» **Data for processing**
※ ※ ※
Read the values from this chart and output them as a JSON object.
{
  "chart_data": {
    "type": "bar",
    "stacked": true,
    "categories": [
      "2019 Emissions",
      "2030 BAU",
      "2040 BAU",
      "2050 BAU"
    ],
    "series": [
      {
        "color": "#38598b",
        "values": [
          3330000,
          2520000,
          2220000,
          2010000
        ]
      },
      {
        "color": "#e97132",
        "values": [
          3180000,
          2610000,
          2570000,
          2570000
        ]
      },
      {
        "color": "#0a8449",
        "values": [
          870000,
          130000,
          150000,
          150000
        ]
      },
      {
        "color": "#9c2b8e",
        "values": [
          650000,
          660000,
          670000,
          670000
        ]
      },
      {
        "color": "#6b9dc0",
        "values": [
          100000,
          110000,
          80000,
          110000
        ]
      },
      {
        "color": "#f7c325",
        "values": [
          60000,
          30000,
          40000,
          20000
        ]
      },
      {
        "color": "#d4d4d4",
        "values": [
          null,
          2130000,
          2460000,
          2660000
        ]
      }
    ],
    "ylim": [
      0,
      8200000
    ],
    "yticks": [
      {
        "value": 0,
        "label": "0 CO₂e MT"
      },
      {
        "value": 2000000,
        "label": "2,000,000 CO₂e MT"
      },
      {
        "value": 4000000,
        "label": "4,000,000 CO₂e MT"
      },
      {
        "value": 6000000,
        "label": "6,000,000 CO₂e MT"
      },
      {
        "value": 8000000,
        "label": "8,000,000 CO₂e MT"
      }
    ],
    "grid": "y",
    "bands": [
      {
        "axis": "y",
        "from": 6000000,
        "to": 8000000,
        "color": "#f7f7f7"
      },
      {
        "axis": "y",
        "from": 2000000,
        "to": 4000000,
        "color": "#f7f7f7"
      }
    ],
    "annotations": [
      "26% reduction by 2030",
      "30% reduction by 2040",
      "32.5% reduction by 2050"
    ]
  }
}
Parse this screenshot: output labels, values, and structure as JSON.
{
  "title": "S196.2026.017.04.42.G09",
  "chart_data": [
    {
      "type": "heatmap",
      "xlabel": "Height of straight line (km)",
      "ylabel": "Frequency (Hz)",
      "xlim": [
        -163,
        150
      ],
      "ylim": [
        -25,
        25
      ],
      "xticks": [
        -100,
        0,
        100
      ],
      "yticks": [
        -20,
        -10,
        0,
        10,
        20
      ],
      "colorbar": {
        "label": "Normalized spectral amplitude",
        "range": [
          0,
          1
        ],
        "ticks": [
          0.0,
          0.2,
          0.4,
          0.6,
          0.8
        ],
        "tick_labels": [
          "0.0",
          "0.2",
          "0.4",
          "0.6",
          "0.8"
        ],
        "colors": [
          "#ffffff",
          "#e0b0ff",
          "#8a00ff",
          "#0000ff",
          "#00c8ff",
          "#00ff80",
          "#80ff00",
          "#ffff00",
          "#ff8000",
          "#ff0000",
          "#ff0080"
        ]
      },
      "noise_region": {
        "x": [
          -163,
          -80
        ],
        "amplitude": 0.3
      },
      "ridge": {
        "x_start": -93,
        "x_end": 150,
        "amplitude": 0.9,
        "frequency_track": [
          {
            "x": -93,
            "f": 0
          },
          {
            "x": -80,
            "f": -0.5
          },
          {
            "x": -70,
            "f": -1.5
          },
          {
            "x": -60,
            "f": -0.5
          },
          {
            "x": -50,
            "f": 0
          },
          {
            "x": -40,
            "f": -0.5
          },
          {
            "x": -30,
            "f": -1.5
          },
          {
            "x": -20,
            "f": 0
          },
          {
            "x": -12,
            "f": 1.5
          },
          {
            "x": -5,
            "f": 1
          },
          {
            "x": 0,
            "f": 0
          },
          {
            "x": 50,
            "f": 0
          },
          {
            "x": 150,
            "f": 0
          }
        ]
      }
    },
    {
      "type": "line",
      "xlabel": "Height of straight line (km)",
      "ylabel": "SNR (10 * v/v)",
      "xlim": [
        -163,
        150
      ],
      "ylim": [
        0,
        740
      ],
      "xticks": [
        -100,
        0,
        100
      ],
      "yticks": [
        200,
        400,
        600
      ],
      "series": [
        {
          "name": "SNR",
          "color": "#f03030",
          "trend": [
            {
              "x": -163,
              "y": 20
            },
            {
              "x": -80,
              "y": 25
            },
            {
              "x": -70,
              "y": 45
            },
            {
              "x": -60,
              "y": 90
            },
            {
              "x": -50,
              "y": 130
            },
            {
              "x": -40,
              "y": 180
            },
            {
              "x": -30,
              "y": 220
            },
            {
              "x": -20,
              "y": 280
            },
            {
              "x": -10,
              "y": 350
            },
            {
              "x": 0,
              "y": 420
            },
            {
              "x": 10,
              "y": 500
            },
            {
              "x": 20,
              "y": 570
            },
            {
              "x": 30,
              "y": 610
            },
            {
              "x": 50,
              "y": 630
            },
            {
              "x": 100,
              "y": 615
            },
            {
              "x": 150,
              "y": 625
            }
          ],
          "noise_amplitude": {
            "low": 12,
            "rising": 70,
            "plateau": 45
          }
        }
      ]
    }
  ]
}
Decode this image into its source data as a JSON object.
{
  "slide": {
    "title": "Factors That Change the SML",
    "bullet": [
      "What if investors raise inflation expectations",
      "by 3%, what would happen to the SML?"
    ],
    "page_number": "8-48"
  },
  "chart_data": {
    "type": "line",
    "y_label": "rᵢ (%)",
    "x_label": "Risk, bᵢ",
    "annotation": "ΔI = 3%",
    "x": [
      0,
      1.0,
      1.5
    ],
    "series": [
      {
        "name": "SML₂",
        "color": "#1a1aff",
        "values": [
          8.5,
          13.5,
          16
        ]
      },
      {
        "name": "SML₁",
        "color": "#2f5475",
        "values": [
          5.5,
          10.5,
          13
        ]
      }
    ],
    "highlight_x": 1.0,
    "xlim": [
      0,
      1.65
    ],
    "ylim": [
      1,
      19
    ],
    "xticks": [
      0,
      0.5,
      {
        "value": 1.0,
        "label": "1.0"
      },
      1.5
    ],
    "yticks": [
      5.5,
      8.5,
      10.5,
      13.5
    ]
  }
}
※ ※ ※
» **Given instruction**
Extract, word for word, each line of the listing above.

» **Task answer**
Read the values from this chart and output them as a JSON object.
{
  "chart_data": {
    "type": "bar",
    "stacked": true,
    "categories": [
      "2019 Emissions",
      "2030 BAU",
      "2040 BAU",
      "2050 BAU"
    ],
    "series": [
      {
        "color": "#38598b",
        "values": [
          3330000,
          2520000,
          2220000,
          2010000
        ]
      },
      {
        "color": "#e97132",
        "values": [
          3180000,
          2610000,
          2570000,
          2570000
        ]
      },
      {
        "color": "#0a8449",
        "values": [
          870000,
          130000,
          150000,
          150000
        ]
      },
      {
        "color": "#9c2b8e",
        "values": [
          650000,
          660000,
          670000,
          670000
        ]
      },
      {
        "color": "#6b9dc0",
        "values": [
          100000,
          110000,
          80000,
          110000
        ]
      },
      {
        "color": "#f7c325",
        "values": [
          60000,
          30000,
          40000,
          20000
        ]
      },
      {
        "color": "#d4d4d4",
        "values": [
          null,
          2130000,
          2460000,
          2660000
        ]
      }
    ],
    "ylim": [
      0,
      8200000
    ],
    "yticks": [
      {
        "value": 0,
        "label": "0 CO₂e MT"
      },
      {
        "value": 2000000,
        "label": "2,000,000 CO₂e MT"
      },
      {
        "value": 4000000,
        "label": "4,000,000 CO₂e MT"
      },
      {
        "value": 6000000,
        "label": "6,000,000 CO₂e MT"
      },
      {
        "value": 8000000,
        "label": "8,000,000 CO₂e MT"
      }
    ],
    "grid": "y",
    "bands": [
      {
        "axis": "y",
        "from": 6000000,
        "to": 8000000,
        "color": "#f7f7f7"
      },
      {
        "axis": "y",
        "from": 2000000,
        "to": 4000000,
        "color": "#f7f7f7"
      }
    ],
    "annotations": [
      "26% reduction by 2030",
      "30% reduction by 2040",
      "32.5% reduction by 2050"
    ]
  }
}
Parse this screenshot: output labels, values, and structure as JSON.
{
  "title": "S196.2026.017.04.42.G09",
  "chart_data": [
    {
      "type": "heatmap",
      "xlabel": "Height of straight line (km)",
      "ylabel": "Frequency (Hz)",
      "xlim": [
        -163,
        150
      ],
      "ylim": [
        -25,
        25
      ],
      "xticks": [
        -100,
        0,
        100
      ],
      "yticks": [
        -20,
        -10,
        0,
        10,
        20
      ],
      "colorbar": {
        "label": "Normalized spectral amplitude",
        "range": [
          0,
          1
        ],
        "ticks": [
          0.0,
          0.2,
          0.4,
          0.6,
          0.8
        ],
        "tick_labels": [
          "0.0",
          "0.2",
          "0.4",
          "0.6",
          "0.8"
        ],
        "colors": [
          "#ffffff",
          "#e0b0ff",
          "#8a00ff",
          "#0000ff",
          "#00c8ff",
          "#00ff80",
          "#80ff00",
          "#ffff00",
          "#ff8000",
          "#ff0000",
          "#ff0080"
        ]
      },
      "noise_region": {
        "x": [
          -163,
          -80
        ],
        "amplitude": 0.3
      },
      "ridge": {
        "x_start": -93,
        "x_end": 150,
        "amplitude": 0.9,
        "frequency_track": [
          {
            "x": -93,
            "f": 0
          },
          {
            "x": -80,
            "f": -0.5
          },
          {
            "x": -70,
            "f": -1.5
          },
          {
            "x": -60,
            "f": -0.5
          },
          {
            "x": -50,
            "f": 0
          },
          {
            "x": -40,
            "f": -0.5
          },
          {
            "x": -30,
            "f": -1.5
          },
          {
            "x": -20,
            "f": 0
          },
          {
            "x": -12,
            "f": 1.5
          },
          {
            "x": -5,
            "f": 1
          },
          {
            "x": 0,
            "f": 0
          },
          {
            "x": 50,
            "f": 0
          },
          {
            "x": 150,
            "f": 0
          }
        ]
      }
    },
    {
      "type": "line",
      "xlabel": "Height of straight line (km)",
      "ylabel": "SNR (10 * v/v)",
      "xlim": [
        -163,
        150
      ],
      "ylim": [
        0,
        740
      ],
      "xticks": [
        -100,
        0,
        100
      ],
      "yticks": [
        200,
        400,
        600
      ],
      "series": [
        {
          "name": "SNR",
          "color": "#f03030",
          "trend": [
            {
              "x": -163,
              "y": 20
            },
            {
              "x": -80,
              "y": 25
            },
            {
              "x": -70,
              "y": 45
            },
            {
              "x": -60,
              "y": 90
            },
            {
              "x": -50,
              "y": 130
            },
            {
              "x": -40,
              "y": 180
            },
            {
              "x": -30,
              "y": 220
            },
            {
              "x": -20,
              "y": 280
            },
            {
              "x": -10,
              "y": 350
            },
            {
              "x": 0,
              "y": 420
            },
            {
              "x": 10,
              "y": 500
            },
            {
              "x": 20,
              "y": 570
            },
            {
              "x": 30,
              "y": 610
            },
            {
              "x": 50,
              "y": 630
            },
            {
              "x": 100,
              "y": 615
            },
            {
              "x": 150,
              "y": 625
            }
          ],
          "noise_amplitude": {
            "low": 12,
            "rising": 70,
            "plateau": 45
          }
        }
      ]
    }
  ]
}
Decode this image into its source data as a JSON object.
{
  "slide": {
    "title": "Factors That Change the SML",
    "bullet": [
      "What if investors raise inflation expectations",
      "by 3%, what would happen to the SML?"
    ],
    "page_number": "8-48"
  },
  "chart_data": {
    "type": "line",
    "y_label": "rᵢ (%)",
    "x_label": "Risk, bᵢ",
    "annotation": "ΔI = 3%",
    "x": [
      0,
      1.0,
      1.5
    ],
    "series": [
      {
        "name": "SML₂",
        "color": "#1a1aff",
        "values": [
          8.5,
          13.5,
          16
        ]
      },
      {
        "name": "SML₁",
        "color": "#2f5475",
        "values": [
          5.5,
          10.5,
          13
        ]
      }
    ],
    "highlight_x": 1.0,
    "xlim": [
      0,
      1.65
    ],
    "ylim": [
      1,
      19
    ],
    "xticks": [
      0,
      0.5,
      {
        "value": 1.0,
        "label": "1.0"
      },
      1.5
    ],
    "yticks": [
      5.5,
      8.5,
      10.5,
      13.5
    ]
  }
}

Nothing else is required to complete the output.